> TASK GOAL
Update the entries from the line containing "amount-price: 售价:50元 xyxy=(61,352,103,362)" through the line containing "amount-unit: 元 xyxy=(87,336,97,346)", both included, by replacing every "HD 4G" with "HD 5G" and changing nothing else.

> STORED DATA
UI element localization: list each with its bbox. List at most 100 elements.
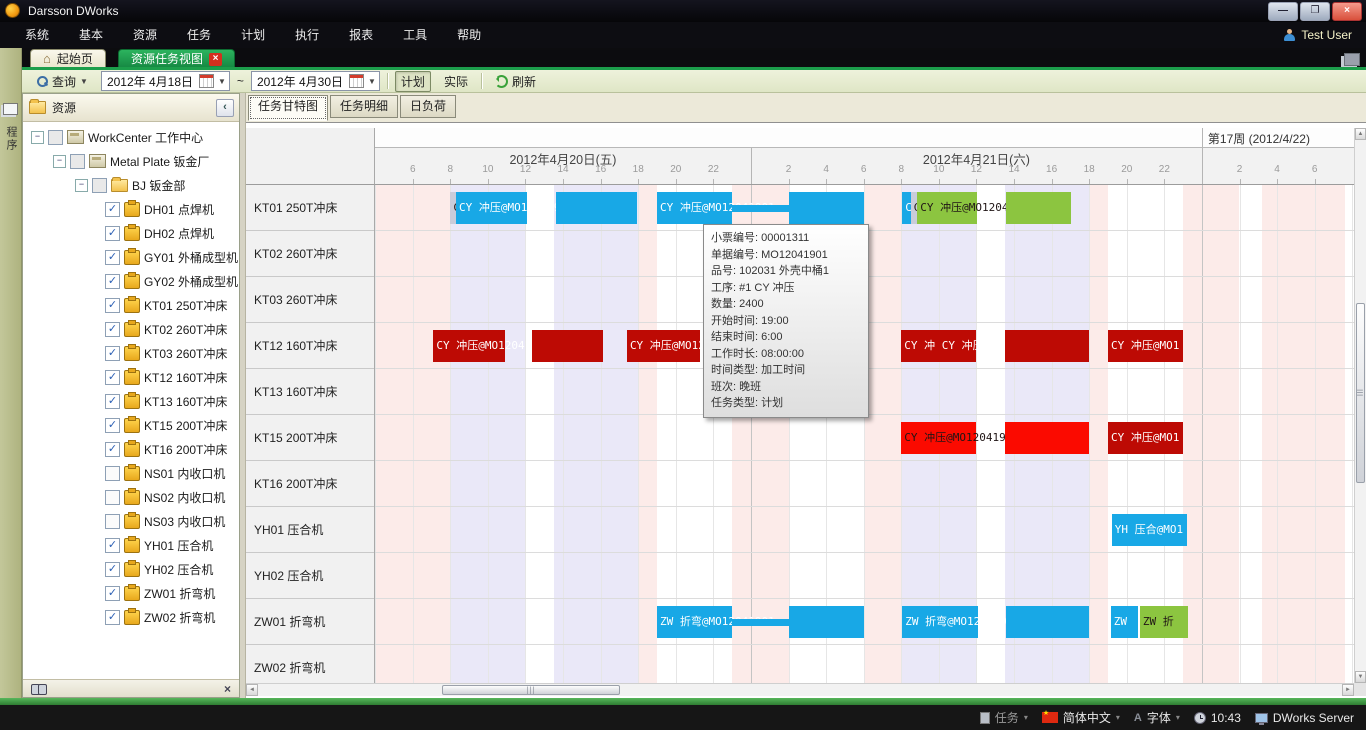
gantt-task-bar[interactable] <box>532 330 603 362</box>
gantt-task-bar[interactable]: ZW 折弯@MO12041901 <box>902 606 978 638</box>
gantt-task-bar[interactable]: CY 冲压@MO12041904 <box>433 330 504 362</box>
gantt-task-bar[interactable]: C <box>902 192 910 224</box>
scroll-up-icon[interactable]: ▲ <box>1355 128 1366 140</box>
tree-expander-icon[interactable]: − <box>75 179 88 192</box>
tree-item[interactable]: ✓KT12 160T冲床 <box>23 365 239 389</box>
gantt-task-bar[interactable]: YH 压合@MO1 <box>1112 514 1187 546</box>
actual-toggle-button[interactable]: 实际 <box>438 71 474 92</box>
gantt-task-bar[interactable]: CY 冲压@MO12041902 <box>917 192 977 224</box>
date-from-field[interactable]: 2012年 4月18日 ▼ <box>101 71 230 91</box>
menu-item-8[interactable]: 工具 <box>388 22 442 48</box>
tab-start-page[interactable]: ⌂ 起始页 <box>30 49 106 68</box>
tree-item[interactable]: ✓GY02 外桶成型机 <box>23 269 239 293</box>
tree-item[interactable]: NS01 内收口机 <box>23 461 239 485</box>
view-tab-1[interactable]: 任务甘特图 <box>248 95 328 121</box>
tree-item[interactable]: −WorkCenter 工作中心 <box>23 125 239 149</box>
menu-item-7[interactable]: 报表 <box>334 22 388 48</box>
gantt-task-bar[interactable] <box>1005 422 1090 454</box>
scroll-left-icon[interactable]: ◄ <box>246 684 258 696</box>
tree-checkbox[interactable] <box>105 490 120 505</box>
tree-checkbox[interactable]: ✓ <box>105 298 120 313</box>
menu-item-6[interactable]: 执行 <box>280 22 334 48</box>
gantt-task-bar[interactable]: ZW 折 <box>1140 606 1188 638</box>
gantt-task-bar[interactable] <box>789 192 864 224</box>
tree-item[interactable]: ✓KT15 200T冲床 <box>23 413 239 437</box>
menu-item-5[interactable]: 计划 <box>226 22 280 48</box>
menu-item-2[interactable]: 基本 <box>64 22 118 48</box>
gantt-task-bar[interactable] <box>732 619 788 626</box>
tree-checkbox[interactable]: ✓ <box>105 274 120 289</box>
tree-item[interactable]: −BJ 钣金部 <box>23 173 239 197</box>
tab-list-icon[interactable] <box>1344 53 1360 66</box>
gantt-task-bar[interactable]: CY 冲 CY 冲压@MO12041904 <box>901 330 976 362</box>
tree-checkbox[interactable] <box>48 130 63 145</box>
tree-checkbox[interactable] <box>92 178 107 193</box>
tree-item[interactable]: ✓GY01 外桶成型机 <box>23 245 239 269</box>
status-item[interactable]: 任务▾ <box>980 709 1028 726</box>
tree-checkbox[interactable]: ✓ <box>105 322 120 337</box>
search-button[interactable]: 查询 ▼ <box>30 71 94 92</box>
tree-item[interactable]: ✓ZW02 折弯机 <box>23 605 239 629</box>
tree-checkbox[interactable]: ✓ <box>105 346 120 361</box>
minimize-button[interactable]: — <box>1268 2 1298 21</box>
vertical-scrollbar[interactable]: ▲ ☰ ▼ <box>1354 128 1366 683</box>
tree-checkbox[interactable]: ✓ <box>105 610 120 625</box>
tree-checkbox[interactable]: ✓ <box>105 562 120 577</box>
gantt-task-bar[interactable]: CY 冲压@MO1 <box>1108 330 1183 362</box>
clear-icon[interactable]: × <box>224 682 231 696</box>
tree-item[interactable]: ✓KT01 250T冲床 <box>23 293 239 317</box>
tree-item[interactable]: −Metal Plate 钣金厂 <box>23 149 239 173</box>
collapse-panel-button[interactable]: ‹ <box>216 99 234 117</box>
status-item[interactable]: 10:43 <box>1194 711 1241 725</box>
tree-item[interactable]: ✓DH01 点焊机 <box>23 197 239 221</box>
user-chip[interactable]: Test User <box>1283 22 1352 48</box>
gantt-task-bar[interactable] <box>1005 330 1090 362</box>
scroll-down-icon[interactable]: ▼ <box>1355 671 1366 683</box>
tree-item[interactable]: ✓YH02 压合机 <box>23 557 239 581</box>
find-icon[interactable] <box>31 684 47 694</box>
tree-item[interactable]: ✓KT13 160T冲床 <box>23 389 239 413</box>
vertical-scroll-thumb[interactable]: ☰ <box>1356 303 1365 483</box>
tab-resource-task-view[interactable]: 资源任务视图 × <box>118 49 235 68</box>
tree-checkbox[interactable] <box>70 154 85 169</box>
menu-item-4[interactable]: 任务 <box>172 22 226 48</box>
menu-item-9[interactable]: 帮助 <box>442 22 496 48</box>
tree-expander-icon[interactable]: − <box>31 131 44 144</box>
date-to-field[interactable]: 2012年 4月30日 ▼ <box>251 71 380 91</box>
tree-checkbox[interactable]: ✓ <box>105 586 120 601</box>
tree-item[interactable]: NS03 内收口机 <box>23 509 239 533</box>
horizontal-scrollbar[interactable]: ◄ ||| ► <box>246 683 1354 696</box>
gantt-task-bar[interactable]: ZW 折弯@MO12041901 <box>657 606 732 638</box>
scroll-right-icon[interactable]: ► <box>1342 684 1354 696</box>
gantt-task-bar[interactable]: CY 冲压@MO12041901 <box>657 192 732 224</box>
program-panel-icon[interactable] <box>3 103 18 115</box>
tree-checkbox[interactable] <box>105 466 120 481</box>
tab-close-icon[interactable]: × <box>209 53 222 66</box>
gantt-task-bar[interactable]: CY 冲压@MO12041903 <box>901 422 976 454</box>
tree-checkbox[interactable]: ✓ <box>105 538 120 553</box>
tree-item[interactable]: NS02 内收口机 <box>23 485 239 509</box>
menu-item-1[interactable]: 系统 <box>10 22 64 48</box>
gantt-task-bar[interactable]: C <box>911 192 918 224</box>
tree-expander-icon[interactable]: − <box>53 155 66 168</box>
gantt-task-bar[interactable] <box>556 192 638 224</box>
status-item[interactable]: 简体中文▾ <box>1042 709 1120 726</box>
tree-item[interactable]: ✓ZW01 折弯机 <box>23 581 239 605</box>
tree-item[interactable]: ✓KT02 260T冲床 <box>23 317 239 341</box>
horizontal-scroll-thumb[interactable]: ||| <box>442 685 620 695</box>
refresh-button[interactable]: 刷新 <box>489 71 542 92</box>
gantt-task-bar[interactable] <box>789 606 864 638</box>
tree-checkbox[interactable]: ✓ <box>105 394 120 409</box>
tree-item[interactable]: ✓YH01 压合机 <box>23 533 239 557</box>
tree-item[interactable]: ✓KT16 200T冲床 <box>23 437 239 461</box>
gantt-task-bar[interactable]: ZW <box>1111 606 1138 638</box>
tree-checkbox[interactable]: ✓ <box>105 250 120 265</box>
plan-toggle-button[interactable]: 计划 <box>395 71 431 92</box>
view-tab-2[interactable]: 任务明细 <box>330 95 398 118</box>
tree-checkbox[interactable]: ✓ <box>105 226 120 241</box>
gantt-task-bar[interactable] <box>732 205 788 212</box>
program-strip-label[interactable]: 程序 <box>3 126 19 152</box>
status-item[interactable]: DWorks Server <box>1255 711 1354 725</box>
tree-checkbox[interactable] <box>105 514 120 529</box>
gantt-task-bar[interactable]: CY 冲压@MO12041901 <box>456 192 527 224</box>
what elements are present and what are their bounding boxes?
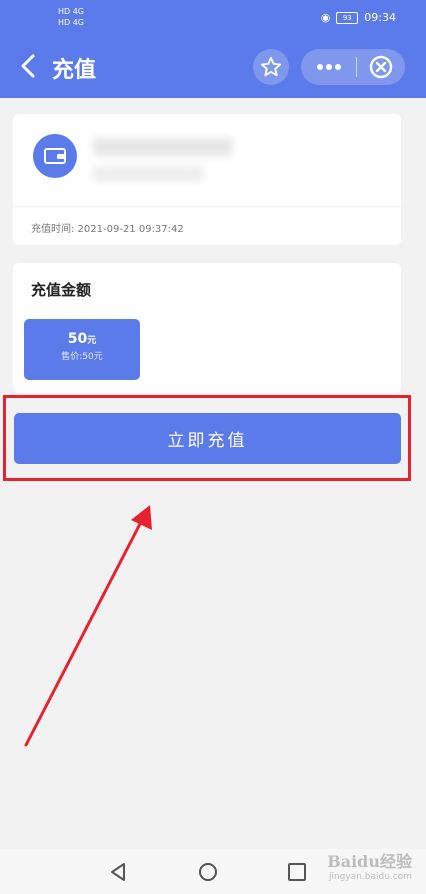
amount-price: 售价:50元 xyxy=(61,352,103,362)
status-bar: HD 4G HD 4G ◉ 93 09:34 xyxy=(0,0,426,36)
page-title: 充值 xyxy=(52,58,97,83)
network-line-1: HD 4G xyxy=(58,7,85,16)
circle-home-icon xyxy=(199,863,217,881)
amount-title: 充值金额 xyxy=(31,281,92,299)
close-button[interactable] xyxy=(357,49,405,85)
nav-home-button[interactable] xyxy=(196,860,220,884)
close-circle-icon xyxy=(369,55,393,79)
amount-unit: 元 xyxy=(87,336,97,346)
amount-card: 充值金额 50元 售价:50元 xyxy=(13,263,401,393)
more-dots-icon xyxy=(316,64,341,70)
eye-icon: ◉ xyxy=(320,11,331,24)
network-indicator: HD 4G HD 4G xyxy=(58,6,84,28)
recharge-time: 充值时间: 2021-09-21 09:37:42 xyxy=(31,224,184,235)
wallet-icon xyxy=(44,148,66,164)
blurred-account-name xyxy=(93,138,233,156)
status-right: ◉ 93 09:34 xyxy=(321,11,396,24)
app-header: 充值 xyxy=(0,36,426,98)
amount-option[interactable]: 50元 售价:50元 xyxy=(24,319,140,380)
amount-value: 50 xyxy=(67,331,88,347)
back-button[interactable] xyxy=(14,51,44,81)
favorite-button[interactable] xyxy=(253,49,289,85)
card-divider xyxy=(13,206,401,207)
battery-icon: 93 xyxy=(336,11,359,24)
nav-recent-button[interactable] xyxy=(285,860,309,884)
chevron-left-icon xyxy=(21,54,35,78)
star-icon xyxy=(260,56,282,77)
triangle-back-icon xyxy=(111,863,125,881)
watermark-logo: Baidu经验 xyxy=(327,852,412,871)
nav-back-button[interactable] xyxy=(106,860,130,884)
more-button[interactable] xyxy=(301,49,356,85)
amount-value-line: 50元 xyxy=(24,331,140,347)
account-card: 充值时间: 2021-09-21 09:37:42 xyxy=(13,114,401,245)
blurred-account-detail xyxy=(93,166,203,182)
status-time: 09:34 xyxy=(364,11,396,24)
watermark-url: jingyan.baidu.com xyxy=(328,872,412,882)
square-recent-icon xyxy=(288,863,306,881)
recharge-now-button[interactable]: 立即充值 xyxy=(14,413,401,464)
wallet-avatar xyxy=(33,134,77,178)
mini-program-capsule xyxy=(301,49,405,85)
network-line-2: HD 4G xyxy=(58,18,85,27)
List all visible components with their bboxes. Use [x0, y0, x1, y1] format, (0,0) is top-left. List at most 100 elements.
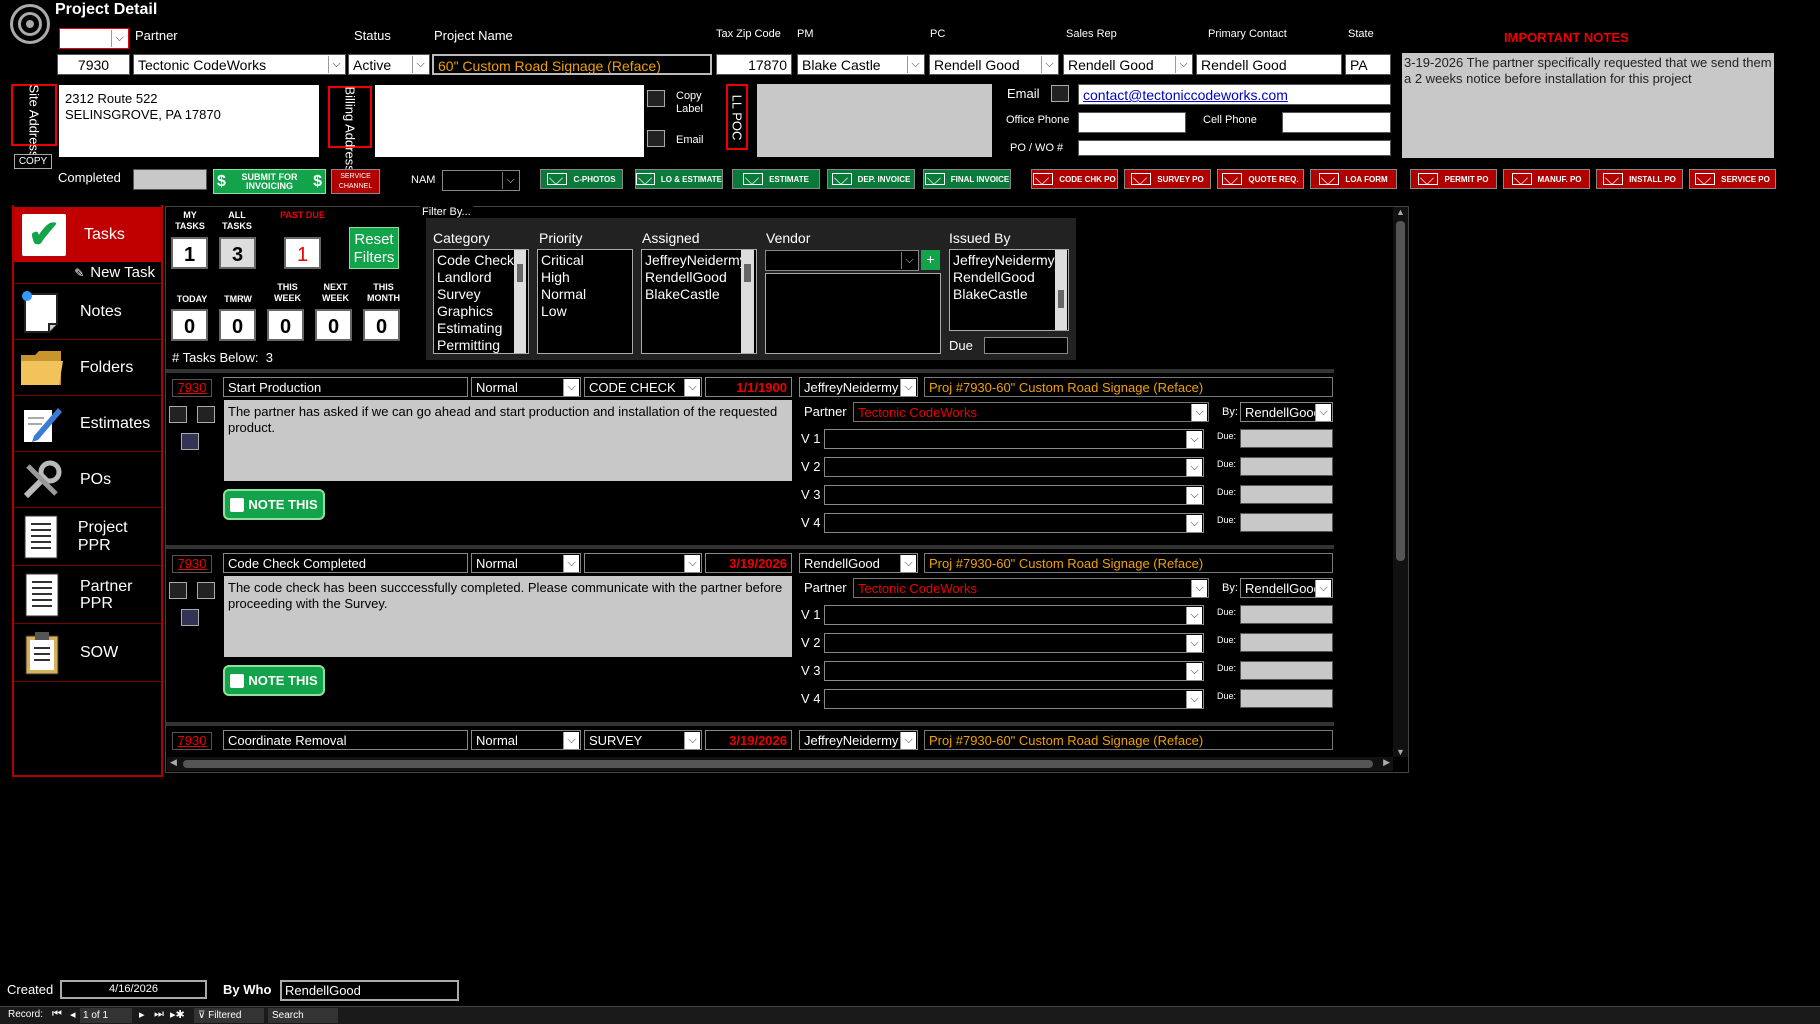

> SOLUTION
amount-price: 售价:50元 xyxy=(61,352,103,362)
status-bar: HD 5G HD 5G ◉ 93 09:34 xyxy=(0,0,426,36)
page-title: 充值 xyxy=(52,58,97,83)
network-line-1: HD 5G xyxy=(58,7,85,16)
circle-home-icon xyxy=(199,863,217,881)
amount-title: 充值金额 xyxy=(31,281,92,299)
close-button[interactable] xyxy=(357,49,405,85)
nav-home-button[interactable] xyxy=(196,860,220,884)
close-circle-icon xyxy=(369,55,393,79)
amount-unit: 元 xyxy=(87,336,97,346)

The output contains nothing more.